Work instructions
Copy every line of the data that contains the string "Share".

----

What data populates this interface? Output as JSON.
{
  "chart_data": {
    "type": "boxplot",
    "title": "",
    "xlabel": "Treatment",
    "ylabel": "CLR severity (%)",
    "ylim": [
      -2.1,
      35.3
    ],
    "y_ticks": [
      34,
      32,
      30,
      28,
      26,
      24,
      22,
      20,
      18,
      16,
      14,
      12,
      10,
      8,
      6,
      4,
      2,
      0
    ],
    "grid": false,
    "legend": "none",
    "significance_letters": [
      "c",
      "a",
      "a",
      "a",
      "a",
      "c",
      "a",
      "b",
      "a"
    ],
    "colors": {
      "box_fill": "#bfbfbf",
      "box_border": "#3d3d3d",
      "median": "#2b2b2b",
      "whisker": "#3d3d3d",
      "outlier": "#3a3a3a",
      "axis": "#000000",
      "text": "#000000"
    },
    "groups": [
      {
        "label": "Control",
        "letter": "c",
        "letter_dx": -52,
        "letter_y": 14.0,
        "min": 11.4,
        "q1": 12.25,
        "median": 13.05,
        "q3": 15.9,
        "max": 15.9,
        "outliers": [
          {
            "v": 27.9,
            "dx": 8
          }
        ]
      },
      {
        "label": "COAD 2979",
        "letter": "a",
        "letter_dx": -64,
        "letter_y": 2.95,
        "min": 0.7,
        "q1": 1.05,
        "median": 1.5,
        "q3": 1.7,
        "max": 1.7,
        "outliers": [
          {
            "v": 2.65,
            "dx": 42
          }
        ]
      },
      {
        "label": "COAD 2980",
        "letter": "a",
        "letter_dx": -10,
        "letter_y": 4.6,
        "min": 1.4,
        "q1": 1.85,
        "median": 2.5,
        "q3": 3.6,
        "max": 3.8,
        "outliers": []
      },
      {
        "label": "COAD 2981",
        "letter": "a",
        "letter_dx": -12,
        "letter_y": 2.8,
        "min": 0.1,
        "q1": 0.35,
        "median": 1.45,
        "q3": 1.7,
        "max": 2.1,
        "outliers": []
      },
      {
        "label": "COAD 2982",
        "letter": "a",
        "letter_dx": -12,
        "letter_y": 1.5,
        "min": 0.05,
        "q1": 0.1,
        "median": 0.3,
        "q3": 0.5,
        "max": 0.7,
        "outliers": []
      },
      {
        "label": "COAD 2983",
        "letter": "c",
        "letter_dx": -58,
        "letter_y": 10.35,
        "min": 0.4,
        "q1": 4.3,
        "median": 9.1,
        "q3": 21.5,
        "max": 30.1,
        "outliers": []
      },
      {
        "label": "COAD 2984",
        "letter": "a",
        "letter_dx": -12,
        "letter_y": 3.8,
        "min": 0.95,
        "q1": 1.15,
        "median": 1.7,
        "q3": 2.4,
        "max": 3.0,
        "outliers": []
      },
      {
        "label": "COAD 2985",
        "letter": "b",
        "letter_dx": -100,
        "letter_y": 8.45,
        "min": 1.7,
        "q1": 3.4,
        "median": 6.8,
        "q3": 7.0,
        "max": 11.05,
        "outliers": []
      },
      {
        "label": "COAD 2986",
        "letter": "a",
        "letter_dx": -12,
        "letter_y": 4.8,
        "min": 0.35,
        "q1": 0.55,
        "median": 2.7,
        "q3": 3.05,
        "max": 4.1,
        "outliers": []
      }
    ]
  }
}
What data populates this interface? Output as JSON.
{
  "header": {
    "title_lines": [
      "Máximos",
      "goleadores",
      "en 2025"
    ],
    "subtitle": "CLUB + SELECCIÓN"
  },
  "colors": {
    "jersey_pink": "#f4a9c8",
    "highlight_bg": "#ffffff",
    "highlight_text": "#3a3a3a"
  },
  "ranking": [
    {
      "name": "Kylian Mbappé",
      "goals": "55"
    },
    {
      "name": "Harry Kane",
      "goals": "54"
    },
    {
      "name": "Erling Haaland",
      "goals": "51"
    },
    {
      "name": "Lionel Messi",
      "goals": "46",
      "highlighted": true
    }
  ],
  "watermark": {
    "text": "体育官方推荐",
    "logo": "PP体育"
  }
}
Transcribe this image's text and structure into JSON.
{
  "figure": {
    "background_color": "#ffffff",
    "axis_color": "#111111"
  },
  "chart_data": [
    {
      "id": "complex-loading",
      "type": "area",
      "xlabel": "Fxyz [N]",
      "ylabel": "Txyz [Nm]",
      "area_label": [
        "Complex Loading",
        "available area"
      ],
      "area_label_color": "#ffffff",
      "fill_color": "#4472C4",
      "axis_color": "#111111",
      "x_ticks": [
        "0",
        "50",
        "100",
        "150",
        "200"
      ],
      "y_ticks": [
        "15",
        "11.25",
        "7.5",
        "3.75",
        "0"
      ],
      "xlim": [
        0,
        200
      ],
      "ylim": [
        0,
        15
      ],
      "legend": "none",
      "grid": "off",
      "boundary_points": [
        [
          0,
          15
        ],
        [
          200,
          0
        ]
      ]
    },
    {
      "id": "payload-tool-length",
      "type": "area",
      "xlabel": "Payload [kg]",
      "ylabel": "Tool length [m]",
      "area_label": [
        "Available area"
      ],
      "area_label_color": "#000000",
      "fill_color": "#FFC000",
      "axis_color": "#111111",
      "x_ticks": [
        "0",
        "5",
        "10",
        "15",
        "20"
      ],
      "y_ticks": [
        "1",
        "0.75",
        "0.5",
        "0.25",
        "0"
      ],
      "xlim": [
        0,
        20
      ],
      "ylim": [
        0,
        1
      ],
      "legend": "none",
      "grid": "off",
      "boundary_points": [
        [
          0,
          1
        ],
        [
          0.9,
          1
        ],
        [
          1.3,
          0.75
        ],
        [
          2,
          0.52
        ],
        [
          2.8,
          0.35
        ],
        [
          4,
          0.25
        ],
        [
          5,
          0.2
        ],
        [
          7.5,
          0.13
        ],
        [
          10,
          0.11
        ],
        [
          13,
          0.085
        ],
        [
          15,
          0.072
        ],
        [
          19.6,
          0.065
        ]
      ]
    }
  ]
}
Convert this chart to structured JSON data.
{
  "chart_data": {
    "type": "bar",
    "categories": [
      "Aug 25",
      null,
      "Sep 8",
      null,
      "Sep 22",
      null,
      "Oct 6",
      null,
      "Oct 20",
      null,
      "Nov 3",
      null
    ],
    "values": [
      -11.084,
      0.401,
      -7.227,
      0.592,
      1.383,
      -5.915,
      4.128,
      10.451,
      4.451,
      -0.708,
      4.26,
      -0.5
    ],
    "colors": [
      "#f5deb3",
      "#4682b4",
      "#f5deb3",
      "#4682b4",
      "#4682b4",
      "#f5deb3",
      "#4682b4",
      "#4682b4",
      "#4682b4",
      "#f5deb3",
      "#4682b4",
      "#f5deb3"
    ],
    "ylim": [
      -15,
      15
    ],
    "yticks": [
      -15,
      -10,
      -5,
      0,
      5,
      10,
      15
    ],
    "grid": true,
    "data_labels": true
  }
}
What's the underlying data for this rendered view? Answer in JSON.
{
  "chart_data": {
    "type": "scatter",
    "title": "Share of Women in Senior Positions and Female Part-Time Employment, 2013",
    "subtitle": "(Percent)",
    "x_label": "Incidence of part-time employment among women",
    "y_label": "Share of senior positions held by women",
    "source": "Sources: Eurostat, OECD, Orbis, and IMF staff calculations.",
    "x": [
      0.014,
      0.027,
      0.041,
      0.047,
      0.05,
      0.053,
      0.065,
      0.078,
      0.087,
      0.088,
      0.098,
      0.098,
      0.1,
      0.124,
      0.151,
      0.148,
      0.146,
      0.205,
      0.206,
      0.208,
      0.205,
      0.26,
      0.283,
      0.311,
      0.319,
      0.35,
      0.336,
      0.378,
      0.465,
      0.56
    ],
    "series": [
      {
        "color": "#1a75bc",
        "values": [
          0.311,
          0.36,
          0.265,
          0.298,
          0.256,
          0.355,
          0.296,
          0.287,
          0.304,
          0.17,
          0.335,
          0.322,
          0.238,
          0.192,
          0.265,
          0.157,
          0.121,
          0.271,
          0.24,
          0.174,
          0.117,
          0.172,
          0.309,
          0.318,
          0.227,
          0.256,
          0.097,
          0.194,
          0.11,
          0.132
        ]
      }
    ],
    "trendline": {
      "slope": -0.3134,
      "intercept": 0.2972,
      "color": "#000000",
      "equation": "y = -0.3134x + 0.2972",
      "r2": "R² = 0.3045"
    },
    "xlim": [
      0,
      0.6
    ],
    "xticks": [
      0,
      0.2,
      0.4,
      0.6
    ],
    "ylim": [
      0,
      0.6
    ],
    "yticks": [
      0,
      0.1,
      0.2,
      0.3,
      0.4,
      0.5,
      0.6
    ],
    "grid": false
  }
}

----

The output
    "title": "Share of Women in Senior Positions and Female Part-Time Employment, 2013",
    "y_label": "Share of senior positions held by women",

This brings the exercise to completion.